Extract provided:
************

E. Optional HTTP fallback (Buffer API)

Use Make’s HTTP module if the Buffer app is unavailable. You must provide a Buffer access token and profile ID.

POST https://api.bufferapp.com/1/updates/create.json
Authorization: Bearer YOUR_BUFFER_ACCESS_TOKEN
Content-Type: application/x-www-form-urlencoded

profile_ids[]=YOUR_BUFFER_PROFILE_ID&
text={{Text}}&
scheduled_at={{formatDate(parseDate(concat(ScheduledDate; " "; ScheduledTime); "YYYY-MM-DD HH:mm"; Timezone); "YYYY-MM-DDTHH:mm:ssZ"; "UTC")}}&
media[photo]={{ImageURL}}

Map form fields in Make’s HTTP module accordingly.

Use Cases / Scenarios

  • Personal daily tips, quotes, or link shares.

  • Small business promotions with one queue per product line.

  • Community managers curating industry news from a research tab in the same sheet.

  • Creators seeding evergreen threads by splitting long content into multiple rows.

Limitations / Considerations

  • Buffer Free limits you to 10 scheduled posts per channel at any time. Keep the sheet queue near 10 and refill as slots free up.

  • X daily posting limits still apply when publishing via Buffer. Plan your cadence to stay under platform caps.

  • Make Free has a 15-minute minimum schedule. If you need tighter timing, switch to a webhook trigger or a paid Make plan.

************

Information shown:
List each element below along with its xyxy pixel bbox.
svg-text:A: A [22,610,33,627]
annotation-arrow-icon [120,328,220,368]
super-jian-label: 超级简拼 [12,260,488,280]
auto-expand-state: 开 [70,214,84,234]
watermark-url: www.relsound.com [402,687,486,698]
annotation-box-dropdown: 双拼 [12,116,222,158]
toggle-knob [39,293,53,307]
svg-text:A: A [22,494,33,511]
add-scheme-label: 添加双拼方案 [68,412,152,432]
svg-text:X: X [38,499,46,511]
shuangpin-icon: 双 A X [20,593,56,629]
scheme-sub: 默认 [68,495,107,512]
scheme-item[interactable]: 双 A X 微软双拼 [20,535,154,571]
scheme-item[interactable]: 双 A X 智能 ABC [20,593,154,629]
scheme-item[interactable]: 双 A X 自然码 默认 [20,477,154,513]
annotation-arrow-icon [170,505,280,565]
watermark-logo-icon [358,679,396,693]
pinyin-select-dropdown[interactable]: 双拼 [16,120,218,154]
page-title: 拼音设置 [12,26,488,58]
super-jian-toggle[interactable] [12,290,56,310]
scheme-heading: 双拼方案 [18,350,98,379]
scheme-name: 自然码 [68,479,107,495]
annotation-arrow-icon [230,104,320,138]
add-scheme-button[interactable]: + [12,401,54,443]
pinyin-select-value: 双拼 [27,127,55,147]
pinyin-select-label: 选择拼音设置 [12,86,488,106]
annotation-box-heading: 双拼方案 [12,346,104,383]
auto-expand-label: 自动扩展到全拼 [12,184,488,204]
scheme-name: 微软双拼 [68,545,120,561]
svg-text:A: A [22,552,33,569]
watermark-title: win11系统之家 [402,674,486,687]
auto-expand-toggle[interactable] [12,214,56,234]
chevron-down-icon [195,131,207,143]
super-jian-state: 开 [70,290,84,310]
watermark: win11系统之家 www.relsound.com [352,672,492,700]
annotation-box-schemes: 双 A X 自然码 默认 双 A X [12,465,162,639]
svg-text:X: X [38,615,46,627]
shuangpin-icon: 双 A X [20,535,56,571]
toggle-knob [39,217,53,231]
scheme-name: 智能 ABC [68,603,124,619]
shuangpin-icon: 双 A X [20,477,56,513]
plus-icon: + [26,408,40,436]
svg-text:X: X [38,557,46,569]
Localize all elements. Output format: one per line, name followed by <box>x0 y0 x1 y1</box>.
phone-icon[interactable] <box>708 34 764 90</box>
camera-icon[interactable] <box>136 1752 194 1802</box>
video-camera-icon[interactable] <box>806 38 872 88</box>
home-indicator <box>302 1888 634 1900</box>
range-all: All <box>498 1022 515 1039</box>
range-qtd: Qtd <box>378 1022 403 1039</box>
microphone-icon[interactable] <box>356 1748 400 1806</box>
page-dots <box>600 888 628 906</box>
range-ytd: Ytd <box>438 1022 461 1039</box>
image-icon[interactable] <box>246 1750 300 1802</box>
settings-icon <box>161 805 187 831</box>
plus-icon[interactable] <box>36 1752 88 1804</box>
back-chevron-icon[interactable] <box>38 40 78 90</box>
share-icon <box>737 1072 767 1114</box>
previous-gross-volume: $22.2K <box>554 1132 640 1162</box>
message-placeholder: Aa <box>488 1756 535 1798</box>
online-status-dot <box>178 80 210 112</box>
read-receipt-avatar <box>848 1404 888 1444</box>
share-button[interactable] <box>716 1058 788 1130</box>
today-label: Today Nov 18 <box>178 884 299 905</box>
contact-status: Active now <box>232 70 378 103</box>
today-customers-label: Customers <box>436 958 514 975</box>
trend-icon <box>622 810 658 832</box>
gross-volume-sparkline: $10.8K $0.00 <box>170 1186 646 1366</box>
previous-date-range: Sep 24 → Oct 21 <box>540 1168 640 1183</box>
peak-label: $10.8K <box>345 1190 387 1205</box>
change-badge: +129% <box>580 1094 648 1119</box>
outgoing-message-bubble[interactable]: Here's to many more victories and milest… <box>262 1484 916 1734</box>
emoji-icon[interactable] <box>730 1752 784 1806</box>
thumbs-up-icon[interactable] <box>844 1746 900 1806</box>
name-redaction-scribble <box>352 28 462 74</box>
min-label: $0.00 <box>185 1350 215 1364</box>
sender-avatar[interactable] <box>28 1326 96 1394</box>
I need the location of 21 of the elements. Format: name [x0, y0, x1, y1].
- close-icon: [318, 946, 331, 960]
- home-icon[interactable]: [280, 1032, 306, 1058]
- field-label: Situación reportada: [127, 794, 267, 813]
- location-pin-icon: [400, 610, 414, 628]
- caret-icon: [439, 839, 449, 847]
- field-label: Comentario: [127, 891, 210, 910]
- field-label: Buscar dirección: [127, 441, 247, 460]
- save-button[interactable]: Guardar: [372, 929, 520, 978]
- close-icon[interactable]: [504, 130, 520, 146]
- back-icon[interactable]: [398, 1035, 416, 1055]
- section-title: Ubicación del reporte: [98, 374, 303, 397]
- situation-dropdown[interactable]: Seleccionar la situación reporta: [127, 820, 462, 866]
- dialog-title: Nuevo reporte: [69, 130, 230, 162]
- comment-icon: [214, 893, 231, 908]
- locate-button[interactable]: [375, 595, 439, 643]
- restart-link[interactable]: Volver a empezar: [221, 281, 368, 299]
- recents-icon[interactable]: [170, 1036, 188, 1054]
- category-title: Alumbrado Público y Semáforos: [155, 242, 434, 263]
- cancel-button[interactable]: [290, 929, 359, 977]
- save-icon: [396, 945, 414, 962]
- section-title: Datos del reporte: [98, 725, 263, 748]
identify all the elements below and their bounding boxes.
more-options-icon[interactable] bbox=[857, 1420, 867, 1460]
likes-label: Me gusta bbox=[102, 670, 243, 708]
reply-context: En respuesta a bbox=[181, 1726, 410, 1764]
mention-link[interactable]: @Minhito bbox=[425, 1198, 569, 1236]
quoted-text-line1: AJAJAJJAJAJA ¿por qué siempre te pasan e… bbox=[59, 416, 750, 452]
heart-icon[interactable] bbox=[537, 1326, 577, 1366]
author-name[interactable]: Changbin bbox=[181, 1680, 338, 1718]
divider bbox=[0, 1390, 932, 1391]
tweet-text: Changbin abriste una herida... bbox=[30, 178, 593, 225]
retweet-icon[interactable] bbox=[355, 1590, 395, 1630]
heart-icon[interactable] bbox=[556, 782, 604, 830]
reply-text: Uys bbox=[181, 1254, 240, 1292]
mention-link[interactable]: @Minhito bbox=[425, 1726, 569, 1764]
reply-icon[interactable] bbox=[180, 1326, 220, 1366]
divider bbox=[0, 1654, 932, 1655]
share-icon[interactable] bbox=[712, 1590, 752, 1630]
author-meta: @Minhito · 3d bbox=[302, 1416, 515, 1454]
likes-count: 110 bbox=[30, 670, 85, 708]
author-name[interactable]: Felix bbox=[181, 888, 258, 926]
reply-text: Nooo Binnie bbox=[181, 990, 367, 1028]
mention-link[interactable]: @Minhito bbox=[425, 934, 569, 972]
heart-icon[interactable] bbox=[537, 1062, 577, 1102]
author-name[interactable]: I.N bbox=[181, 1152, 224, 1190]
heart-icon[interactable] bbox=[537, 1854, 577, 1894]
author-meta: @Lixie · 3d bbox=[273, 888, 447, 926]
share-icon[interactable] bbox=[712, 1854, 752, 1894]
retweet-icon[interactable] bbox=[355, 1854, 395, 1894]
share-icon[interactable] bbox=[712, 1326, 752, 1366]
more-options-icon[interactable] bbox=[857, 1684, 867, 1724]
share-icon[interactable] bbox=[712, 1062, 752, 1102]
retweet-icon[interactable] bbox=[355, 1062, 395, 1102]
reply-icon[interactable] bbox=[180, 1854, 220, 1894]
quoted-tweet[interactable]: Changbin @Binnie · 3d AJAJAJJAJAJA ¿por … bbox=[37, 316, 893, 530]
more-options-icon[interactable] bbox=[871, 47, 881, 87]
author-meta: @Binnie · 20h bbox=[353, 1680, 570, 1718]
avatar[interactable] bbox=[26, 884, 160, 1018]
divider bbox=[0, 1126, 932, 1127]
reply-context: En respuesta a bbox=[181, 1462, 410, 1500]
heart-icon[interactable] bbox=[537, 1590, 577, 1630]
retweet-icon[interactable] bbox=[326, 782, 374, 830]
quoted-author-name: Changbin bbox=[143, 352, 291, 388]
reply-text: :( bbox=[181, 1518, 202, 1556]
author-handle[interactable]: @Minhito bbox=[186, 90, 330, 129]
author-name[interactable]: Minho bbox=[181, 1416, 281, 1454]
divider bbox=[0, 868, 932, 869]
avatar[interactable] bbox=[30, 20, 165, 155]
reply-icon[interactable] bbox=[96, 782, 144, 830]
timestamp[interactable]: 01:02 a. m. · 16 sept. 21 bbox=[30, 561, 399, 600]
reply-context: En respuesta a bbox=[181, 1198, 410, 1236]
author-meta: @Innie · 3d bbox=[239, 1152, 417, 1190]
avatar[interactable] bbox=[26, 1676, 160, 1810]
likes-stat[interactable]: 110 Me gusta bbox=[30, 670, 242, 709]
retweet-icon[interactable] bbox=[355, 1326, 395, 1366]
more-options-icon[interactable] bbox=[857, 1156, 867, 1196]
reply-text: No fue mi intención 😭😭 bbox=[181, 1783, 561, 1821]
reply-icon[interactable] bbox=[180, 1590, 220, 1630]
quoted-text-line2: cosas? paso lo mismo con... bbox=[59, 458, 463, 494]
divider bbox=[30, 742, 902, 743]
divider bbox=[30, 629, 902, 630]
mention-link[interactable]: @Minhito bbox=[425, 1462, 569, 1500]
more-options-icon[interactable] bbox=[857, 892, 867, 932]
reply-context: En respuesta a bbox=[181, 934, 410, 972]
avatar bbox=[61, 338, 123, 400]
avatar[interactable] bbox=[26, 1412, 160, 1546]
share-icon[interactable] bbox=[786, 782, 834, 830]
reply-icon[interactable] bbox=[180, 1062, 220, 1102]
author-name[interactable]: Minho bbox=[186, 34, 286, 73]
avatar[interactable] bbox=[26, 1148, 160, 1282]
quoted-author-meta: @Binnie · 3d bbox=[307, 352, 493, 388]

************

Brief: According to the Buffer fallback guide, what is the minimum schedule interval on Make Free? Answer from the text alone, not the items.

Task output: 15 minutes.